Rewrite the entries below with every "text-line" changed to "text-row", leaving all else as it is.

DATA LISTING

★ ★ ★ ★ ★

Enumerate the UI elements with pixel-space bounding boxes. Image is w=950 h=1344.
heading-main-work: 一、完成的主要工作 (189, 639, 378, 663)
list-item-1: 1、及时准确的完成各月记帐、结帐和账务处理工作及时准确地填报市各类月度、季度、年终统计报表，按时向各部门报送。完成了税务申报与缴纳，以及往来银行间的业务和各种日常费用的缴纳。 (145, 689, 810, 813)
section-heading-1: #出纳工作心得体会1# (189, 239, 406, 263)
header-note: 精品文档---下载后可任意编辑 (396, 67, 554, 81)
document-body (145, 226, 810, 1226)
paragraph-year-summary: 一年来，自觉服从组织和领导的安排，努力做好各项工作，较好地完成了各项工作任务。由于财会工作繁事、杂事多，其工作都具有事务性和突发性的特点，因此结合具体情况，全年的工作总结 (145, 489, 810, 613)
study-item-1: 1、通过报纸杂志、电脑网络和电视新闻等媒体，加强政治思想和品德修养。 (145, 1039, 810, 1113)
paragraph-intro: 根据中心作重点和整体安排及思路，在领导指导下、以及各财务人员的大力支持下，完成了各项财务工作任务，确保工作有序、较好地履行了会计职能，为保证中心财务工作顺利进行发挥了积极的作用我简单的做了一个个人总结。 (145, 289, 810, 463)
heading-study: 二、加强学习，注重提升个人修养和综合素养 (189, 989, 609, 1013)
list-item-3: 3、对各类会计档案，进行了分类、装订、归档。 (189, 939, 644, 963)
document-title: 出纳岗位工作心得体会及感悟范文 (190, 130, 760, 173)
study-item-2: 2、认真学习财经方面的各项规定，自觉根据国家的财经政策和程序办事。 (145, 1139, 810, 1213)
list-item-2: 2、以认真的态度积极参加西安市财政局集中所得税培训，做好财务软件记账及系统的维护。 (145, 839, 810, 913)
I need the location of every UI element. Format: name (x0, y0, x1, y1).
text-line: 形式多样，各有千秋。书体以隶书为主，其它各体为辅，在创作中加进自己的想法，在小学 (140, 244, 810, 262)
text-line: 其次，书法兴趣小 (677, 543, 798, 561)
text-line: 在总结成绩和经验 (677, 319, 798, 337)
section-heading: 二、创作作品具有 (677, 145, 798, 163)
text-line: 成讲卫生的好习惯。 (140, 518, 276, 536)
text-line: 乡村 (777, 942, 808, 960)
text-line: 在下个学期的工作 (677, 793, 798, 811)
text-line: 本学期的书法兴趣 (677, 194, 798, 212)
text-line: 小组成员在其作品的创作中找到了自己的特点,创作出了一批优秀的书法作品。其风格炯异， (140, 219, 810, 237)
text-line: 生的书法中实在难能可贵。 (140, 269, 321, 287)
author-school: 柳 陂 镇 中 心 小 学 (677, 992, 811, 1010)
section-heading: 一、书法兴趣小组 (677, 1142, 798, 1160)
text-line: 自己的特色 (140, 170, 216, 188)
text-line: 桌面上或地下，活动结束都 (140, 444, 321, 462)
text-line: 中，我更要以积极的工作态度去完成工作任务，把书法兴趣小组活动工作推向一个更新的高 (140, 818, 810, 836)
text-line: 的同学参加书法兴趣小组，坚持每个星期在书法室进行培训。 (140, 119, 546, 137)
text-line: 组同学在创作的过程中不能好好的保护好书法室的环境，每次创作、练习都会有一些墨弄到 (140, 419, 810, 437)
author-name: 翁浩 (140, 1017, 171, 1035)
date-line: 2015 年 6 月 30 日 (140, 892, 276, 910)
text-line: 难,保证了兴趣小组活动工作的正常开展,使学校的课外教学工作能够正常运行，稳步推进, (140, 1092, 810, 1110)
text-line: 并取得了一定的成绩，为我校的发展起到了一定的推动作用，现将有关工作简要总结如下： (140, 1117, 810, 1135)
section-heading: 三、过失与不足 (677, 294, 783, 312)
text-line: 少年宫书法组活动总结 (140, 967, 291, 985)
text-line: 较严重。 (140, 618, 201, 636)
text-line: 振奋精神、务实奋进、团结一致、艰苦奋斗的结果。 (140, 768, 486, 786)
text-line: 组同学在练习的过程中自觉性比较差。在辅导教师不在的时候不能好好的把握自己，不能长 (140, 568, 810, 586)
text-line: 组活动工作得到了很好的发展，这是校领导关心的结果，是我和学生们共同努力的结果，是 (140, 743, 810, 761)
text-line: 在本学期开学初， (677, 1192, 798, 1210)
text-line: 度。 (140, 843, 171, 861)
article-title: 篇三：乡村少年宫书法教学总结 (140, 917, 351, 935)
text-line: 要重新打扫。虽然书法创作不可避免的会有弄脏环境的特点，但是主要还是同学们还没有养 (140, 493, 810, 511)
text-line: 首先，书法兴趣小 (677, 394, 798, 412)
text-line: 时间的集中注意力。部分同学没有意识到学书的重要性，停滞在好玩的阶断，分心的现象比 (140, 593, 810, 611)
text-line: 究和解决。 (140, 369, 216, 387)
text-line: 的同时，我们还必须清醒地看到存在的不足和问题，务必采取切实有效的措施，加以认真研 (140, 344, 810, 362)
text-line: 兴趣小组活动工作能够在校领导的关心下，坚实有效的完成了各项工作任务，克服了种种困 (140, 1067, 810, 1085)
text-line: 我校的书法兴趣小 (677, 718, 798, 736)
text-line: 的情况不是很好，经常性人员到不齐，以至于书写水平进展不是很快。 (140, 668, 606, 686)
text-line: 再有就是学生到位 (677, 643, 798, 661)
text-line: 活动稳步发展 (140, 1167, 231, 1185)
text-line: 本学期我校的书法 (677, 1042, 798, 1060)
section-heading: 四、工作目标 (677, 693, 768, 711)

★ ★ ★ ★ ★

SOLUTION TO THIS PROBLEM
Enumerate the UI elements with pixel-space bounding boxes. Image is w=950 h=1344.
heading-main-work: 一、完成的主要工作 (189, 639, 378, 663)
list-item-1: 1、及时准确的完成各月记帐、结帐和账务处理工作及时准确地填报市各类月度、季度、年终统计报表，按时向各部门报送。完成了税务申报与缴纳，以及往来银行间的业务和各种日常费用的缴纳。 (145, 689, 810, 813)
section-heading-1: #出纳工作心得体会1# (189, 239, 406, 263)
header-note: 精品文档---下载后可任意编辑 (396, 67, 554, 81)
document-body (145, 226, 810, 1226)
paragraph-year-summary: 一年来，自觉服从组织和领导的安排，努力做好各项工作，较好地完成了各项工作任务。由于财会工作繁事、杂事多，其工作都具有事务性和突发性的特点，因此结合具体情况，全年的工作总结 (145, 489, 810, 613)
study-item-1: 1、通过报纸杂志、电脑网络和电视新闻等媒体，加强政治思想和品德修养。 (145, 1039, 810, 1113)
paragraph-intro: 根据中心作重点和整体安排及思路，在领导指导下、以及各财务人员的大力支持下，完成了各项财务工作任务，确保工作有序、较好地履行了会计职能，为保证中心财务工作顺利进行发挥了积极的作用我简单的做了一个个人总结。 (145, 289, 810, 463)
heading-study: 二、加强学习，注重提升个人修养和综合素养 (189, 989, 609, 1013)
list-item-3: 3、对各类会计档案，进行了分类、装订、归档。 (189, 939, 644, 963)
document-title: 出纳岗位工作心得体会及感悟范文 (190, 130, 760, 173)
study-item-2: 2、认真学习财经方面的各项规定，自觉根据国家的财经政策和程序办事。 (145, 1139, 810, 1213)
list-item-2: 2、以认真的态度积极参加西安市财政局集中所得税培训，做好财务软件记账及系统的维护。 (145, 839, 810, 913)
I need the location of every UI element. Format: name (x0, y0, x1, y1).
text-row: 形式多样，各有千秋。书体以隶书为主，其它各体为辅，在创作中加进自己的想法，在小学 (140, 244, 810, 262)
text-row: 其次，书法兴趣小 (677, 543, 798, 561)
text-row: 在总结成绩和经验 (677, 319, 798, 337)
section-heading: 二、创作作品具有 (677, 145, 798, 163)
text-row: 成讲卫生的好习惯。 (140, 518, 276, 536)
text-row: 乡村 (777, 942, 808, 960)
text-row: 在下个学期的工作 (677, 793, 798, 811)
text-row: 本学期的书法兴趣 (677, 194, 798, 212)
text-row: 小组成员在其作品的创作中找到了自己的特点,创作出了一批优秀的书法作品。其风格炯异， (140, 219, 810, 237)
text-row: 生的书法中实在难能可贵。 (140, 269, 321, 287)
author-school: 柳 陂 镇 中 心 小 学 (677, 992, 811, 1010)
section-heading: 一、书法兴趣小组 (677, 1142, 798, 1160)
text-row: 自己的特色 (140, 170, 216, 188)
text-row: 桌面上或地下，活动结束都 (140, 444, 321, 462)
text-row: 中，我更要以积极的工作态度去完成工作任务，把书法兴趣小组活动工作推向一个更新的高 (140, 818, 810, 836)
text-row: 的同学参加书法兴趣小组，坚持每个星期在书法室进行培训。 (140, 119, 546, 137)
text-row: 组同学在创作的过程中不能好好的保护好书法室的环境，每次创作、练习都会有一些墨弄到 (140, 419, 810, 437)
author-name: 翁浩 (140, 1017, 171, 1035)
date-line: 2015 年 6 月 30 日 (140, 892, 276, 910)
text-row: 难,保证了兴趣小组活动工作的正常开展,使学校的课外教学工作能够正常运行，稳步推进, (140, 1092, 810, 1110)
text-row: 并取得了一定的成绩，为我校的发展起到了一定的推动作用，现将有关工作简要总结如下： (140, 1117, 810, 1135)
section-heading: 三、过失与不足 (677, 294, 783, 312)
text-row: 少年宫书法组活动总结 (140, 967, 291, 985)
text-row: 较严重。 (140, 618, 201, 636)
text-row: 振奋精神、务实奋进、团结一致、艰苦奋斗的结果。 (140, 768, 486, 786)
text-row: 组同学在练习的过程中自觉性比较差。在辅导教师不在的时候不能好好的把握自己，不能长 (140, 568, 810, 586)
text-row: 组活动工作得到了很好的发展，这是校领导关心的结果，是我和学生们共同努力的结果，是 (140, 743, 810, 761)
text-row: 在本学期开学初， (677, 1192, 798, 1210)
text-row: 度。 (140, 843, 171, 861)
article-title: 篇三：乡村少年宫书法教学总结 (140, 917, 351, 935)
text-row: 要重新打扫。虽然书法创作不可避免的会有弄脏环境的特点，但是主要还是同学们还没有养 (140, 493, 810, 511)
text-row: 首先，书法兴趣小 (677, 394, 798, 412)
text-row: 时间的集中注意力。部分同学没有意识到学书的重要性，停滞在好玩的阶断，分心的现象比 (140, 593, 810, 611)
text-row: 究和解决。 (140, 369, 216, 387)
text-row: 的同时，我们还必须清醒地看到存在的不足和问题，务必采取切实有效的措施，加以认真研 (140, 344, 810, 362)
text-row: 兴趣小组活动工作能够在校领导的关心下，坚实有效的完成了各项工作任务，克服了种种困 (140, 1067, 810, 1085)
text-row: 我校的书法兴趣小 (677, 718, 798, 736)
text-row: 的情况不是很好，经常性人员到不齐，以至于书写水平进展不是很快。 (140, 668, 606, 686)
text-row: 再有就是学生到位 (677, 643, 798, 661)
text-row: 活动稳步发展 (140, 1167, 231, 1185)
text-row: 本学期我校的书法 (677, 1042, 798, 1060)
section-heading: 四、工作目标 (677, 693, 768, 711)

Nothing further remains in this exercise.